- _TASK OBJECTIVE_:
Transcribe the data in full, keeping each line exactly as it appears.

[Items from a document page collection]
------------------------------------
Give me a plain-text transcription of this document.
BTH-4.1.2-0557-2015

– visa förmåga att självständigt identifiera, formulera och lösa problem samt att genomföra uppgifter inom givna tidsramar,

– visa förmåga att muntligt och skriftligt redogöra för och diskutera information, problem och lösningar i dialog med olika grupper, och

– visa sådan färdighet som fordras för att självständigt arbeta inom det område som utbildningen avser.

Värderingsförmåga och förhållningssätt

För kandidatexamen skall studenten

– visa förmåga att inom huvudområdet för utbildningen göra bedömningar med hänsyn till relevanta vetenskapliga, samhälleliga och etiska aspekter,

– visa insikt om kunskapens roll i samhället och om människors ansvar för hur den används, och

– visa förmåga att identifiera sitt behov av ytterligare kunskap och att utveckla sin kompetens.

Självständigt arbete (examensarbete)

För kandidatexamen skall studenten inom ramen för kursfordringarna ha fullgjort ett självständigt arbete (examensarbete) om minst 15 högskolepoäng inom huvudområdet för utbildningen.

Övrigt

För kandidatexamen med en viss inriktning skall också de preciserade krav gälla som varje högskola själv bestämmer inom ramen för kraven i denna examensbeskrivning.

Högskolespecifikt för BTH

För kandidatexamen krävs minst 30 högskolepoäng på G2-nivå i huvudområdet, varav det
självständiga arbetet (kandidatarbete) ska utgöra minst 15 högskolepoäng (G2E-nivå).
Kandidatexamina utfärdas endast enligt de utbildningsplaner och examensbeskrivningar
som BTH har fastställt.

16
------------------------------------
- _OUTPUT BELOW_:
Give me a plain-text transcription of this document.
BTH-4.1.2-0557-2015

– visa förmåga att självständigt identifiera, formulera och lösa problem samt att genomföra uppgifter inom givna tidsramar,

– visa förmåga att muntligt och skriftligt redogöra för och diskutera information, problem och lösningar i dialog med olika grupper, och

– visa sådan färdighet som fordras för att självständigt arbeta inom det område som utbildningen avser.

Värderingsförmåga och förhållningssätt

För kandidatexamen skall studenten

– visa förmåga att inom huvudområdet för utbildningen göra bedömningar med hänsyn till relevanta vetenskapliga, samhälleliga och etiska aspekter,

– visa insikt om kunskapens roll i samhället och om människors ansvar för hur den används, och

– visa förmåga att identifiera sitt behov av ytterligare kunskap och att utveckla sin kompetens.

Självständigt arbete (examensarbete)

För kandidatexamen skall studenten inom ramen för kursfordringarna ha fullgjort ett självständigt arbete (examensarbete) om minst 15 högskolepoäng inom huvudområdet för utbildningen.

Övrigt

För kandidatexamen med en viss inriktning skall också de preciserade krav gälla som varje högskola själv bestämmer inom ramen för kraven i denna examensbeskrivning.

Högskolespecifikt för BTH

För kandidatexamen krävs minst 30 högskolepoäng på G2-nivå i huvudområdet, varav det
självständiga arbetet (kandidatarbete) ska utgöra minst 15 högskolepoäng (G2E-nivå).
Kandidatexamina utfärdas endast enligt de utbildningsplaner och examensbeskrivningar
som BTH har fastställt.

16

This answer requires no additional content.